> **THE TASK**
Identify the lines bearing the string "Date" and gather them.

--- BEGIN RECORDS FOR THIS EXERCISE ---

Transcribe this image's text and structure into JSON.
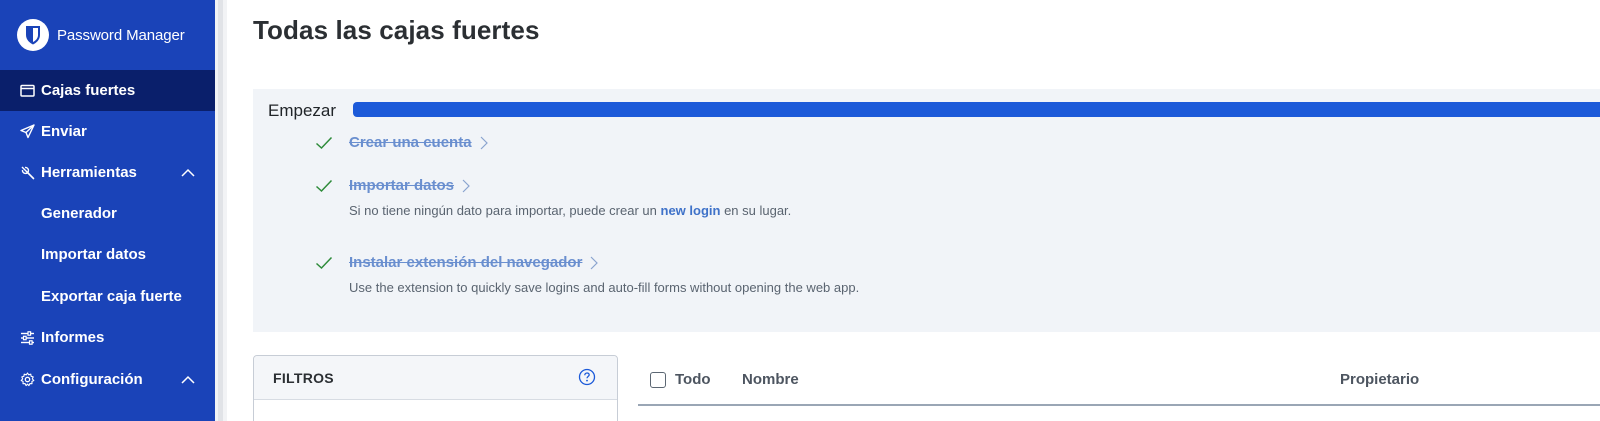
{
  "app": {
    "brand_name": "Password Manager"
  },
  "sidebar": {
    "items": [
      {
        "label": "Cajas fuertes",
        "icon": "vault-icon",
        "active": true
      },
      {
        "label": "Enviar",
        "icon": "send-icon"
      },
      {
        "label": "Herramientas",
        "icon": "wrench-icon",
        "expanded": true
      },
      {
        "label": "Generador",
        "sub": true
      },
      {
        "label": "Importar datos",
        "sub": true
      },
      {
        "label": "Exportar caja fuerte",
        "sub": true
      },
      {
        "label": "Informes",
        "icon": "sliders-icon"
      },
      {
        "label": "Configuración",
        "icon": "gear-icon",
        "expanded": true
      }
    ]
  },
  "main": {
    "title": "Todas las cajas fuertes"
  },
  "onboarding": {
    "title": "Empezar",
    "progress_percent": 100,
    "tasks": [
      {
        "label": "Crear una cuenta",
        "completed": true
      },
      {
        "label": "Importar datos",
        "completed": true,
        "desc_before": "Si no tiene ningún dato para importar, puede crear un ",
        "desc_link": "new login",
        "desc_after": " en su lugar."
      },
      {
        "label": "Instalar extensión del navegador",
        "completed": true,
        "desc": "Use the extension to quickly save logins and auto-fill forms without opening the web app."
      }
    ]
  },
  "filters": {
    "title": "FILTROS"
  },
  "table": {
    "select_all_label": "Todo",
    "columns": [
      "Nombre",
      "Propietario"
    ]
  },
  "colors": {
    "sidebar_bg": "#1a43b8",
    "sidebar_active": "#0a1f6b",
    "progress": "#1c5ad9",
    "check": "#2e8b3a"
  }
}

--- END RECORDS FOR THIS EXERCISE ---
--- BEGIN RECORDS FOR THIS EXERCISE ---

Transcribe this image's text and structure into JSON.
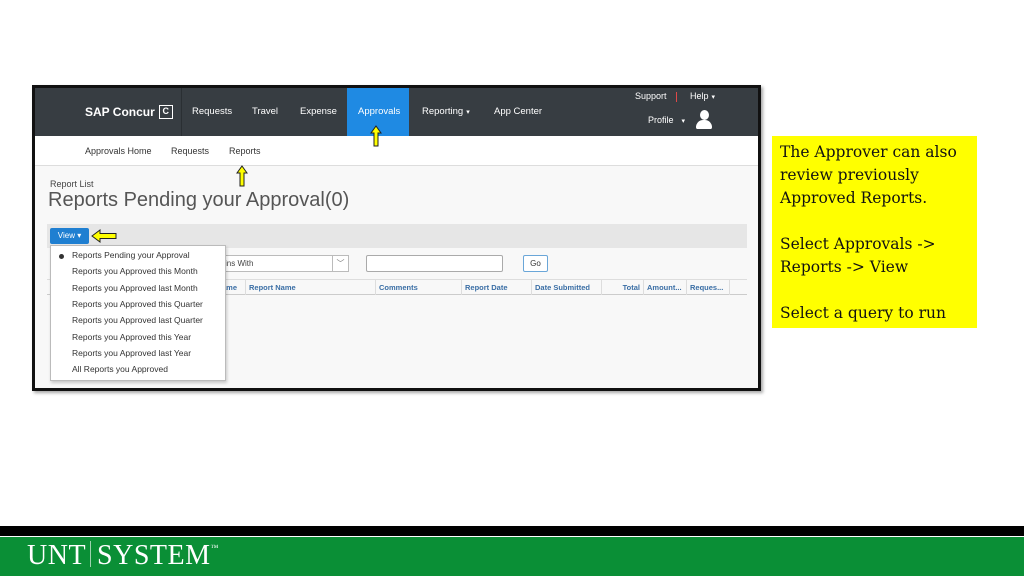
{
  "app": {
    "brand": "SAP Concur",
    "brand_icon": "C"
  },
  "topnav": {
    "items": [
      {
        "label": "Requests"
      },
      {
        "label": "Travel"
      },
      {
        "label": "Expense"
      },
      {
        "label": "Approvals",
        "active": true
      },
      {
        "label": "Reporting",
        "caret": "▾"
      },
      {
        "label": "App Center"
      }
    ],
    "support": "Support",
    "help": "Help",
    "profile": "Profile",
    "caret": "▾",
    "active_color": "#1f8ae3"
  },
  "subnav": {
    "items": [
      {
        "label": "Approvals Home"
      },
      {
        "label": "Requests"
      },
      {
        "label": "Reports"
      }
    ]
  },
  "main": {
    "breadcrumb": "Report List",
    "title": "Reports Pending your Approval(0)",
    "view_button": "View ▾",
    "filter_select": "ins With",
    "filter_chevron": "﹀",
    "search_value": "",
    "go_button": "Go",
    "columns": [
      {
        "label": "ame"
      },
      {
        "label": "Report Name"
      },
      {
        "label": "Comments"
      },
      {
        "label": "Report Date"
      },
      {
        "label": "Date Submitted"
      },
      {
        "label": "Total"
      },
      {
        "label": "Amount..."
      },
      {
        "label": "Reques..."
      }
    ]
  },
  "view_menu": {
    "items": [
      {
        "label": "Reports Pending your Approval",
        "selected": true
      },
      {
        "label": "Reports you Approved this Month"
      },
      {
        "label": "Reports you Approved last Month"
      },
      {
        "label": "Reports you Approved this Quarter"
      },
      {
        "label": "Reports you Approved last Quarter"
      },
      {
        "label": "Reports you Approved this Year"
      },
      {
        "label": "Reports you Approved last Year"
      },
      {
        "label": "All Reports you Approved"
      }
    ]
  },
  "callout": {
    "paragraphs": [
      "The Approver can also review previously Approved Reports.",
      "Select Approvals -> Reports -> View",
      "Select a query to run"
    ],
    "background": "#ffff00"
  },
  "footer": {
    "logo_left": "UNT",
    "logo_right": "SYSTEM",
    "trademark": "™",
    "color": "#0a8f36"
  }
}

--- END RECORDS FOR THIS EXERCISE ---
--- BEGIN RECORDS FOR THIS EXERCISE ---

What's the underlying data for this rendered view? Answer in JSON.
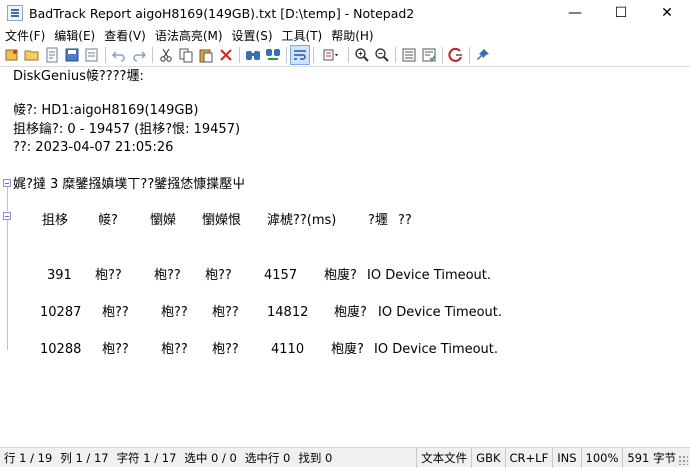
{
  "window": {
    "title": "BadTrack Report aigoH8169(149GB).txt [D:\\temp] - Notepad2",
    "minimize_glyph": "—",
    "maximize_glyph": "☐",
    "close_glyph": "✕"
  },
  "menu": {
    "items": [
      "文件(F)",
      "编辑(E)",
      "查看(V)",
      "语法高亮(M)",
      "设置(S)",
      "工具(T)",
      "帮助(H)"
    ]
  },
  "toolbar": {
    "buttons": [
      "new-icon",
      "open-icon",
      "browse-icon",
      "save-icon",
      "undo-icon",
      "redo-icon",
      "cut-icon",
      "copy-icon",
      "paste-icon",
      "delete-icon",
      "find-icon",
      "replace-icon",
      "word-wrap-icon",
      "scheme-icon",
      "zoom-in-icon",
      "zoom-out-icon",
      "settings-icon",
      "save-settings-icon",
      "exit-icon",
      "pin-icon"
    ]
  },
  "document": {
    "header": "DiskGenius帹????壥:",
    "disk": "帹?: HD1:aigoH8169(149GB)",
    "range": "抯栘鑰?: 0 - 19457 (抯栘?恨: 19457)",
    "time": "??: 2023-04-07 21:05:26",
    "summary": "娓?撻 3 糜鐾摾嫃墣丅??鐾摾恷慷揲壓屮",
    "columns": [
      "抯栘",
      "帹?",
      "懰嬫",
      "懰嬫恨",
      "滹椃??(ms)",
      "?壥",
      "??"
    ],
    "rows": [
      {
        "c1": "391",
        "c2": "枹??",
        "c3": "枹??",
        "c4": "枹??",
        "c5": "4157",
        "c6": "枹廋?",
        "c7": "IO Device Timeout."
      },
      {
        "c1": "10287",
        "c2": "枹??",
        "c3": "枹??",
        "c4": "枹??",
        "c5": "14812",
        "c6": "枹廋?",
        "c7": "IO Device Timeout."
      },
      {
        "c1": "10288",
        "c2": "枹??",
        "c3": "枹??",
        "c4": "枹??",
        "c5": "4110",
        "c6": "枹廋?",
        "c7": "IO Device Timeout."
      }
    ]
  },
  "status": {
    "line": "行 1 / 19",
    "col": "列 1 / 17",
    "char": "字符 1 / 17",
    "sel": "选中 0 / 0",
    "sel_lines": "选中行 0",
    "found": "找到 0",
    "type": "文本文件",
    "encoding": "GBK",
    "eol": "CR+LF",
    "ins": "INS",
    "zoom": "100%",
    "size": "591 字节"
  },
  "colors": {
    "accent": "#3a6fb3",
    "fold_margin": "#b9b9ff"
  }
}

--- END RECORDS FOR THIS EXERCISE ---

> **FULL RESPONSE**
        "label": "Report Date"
        "label": "Date Submitted"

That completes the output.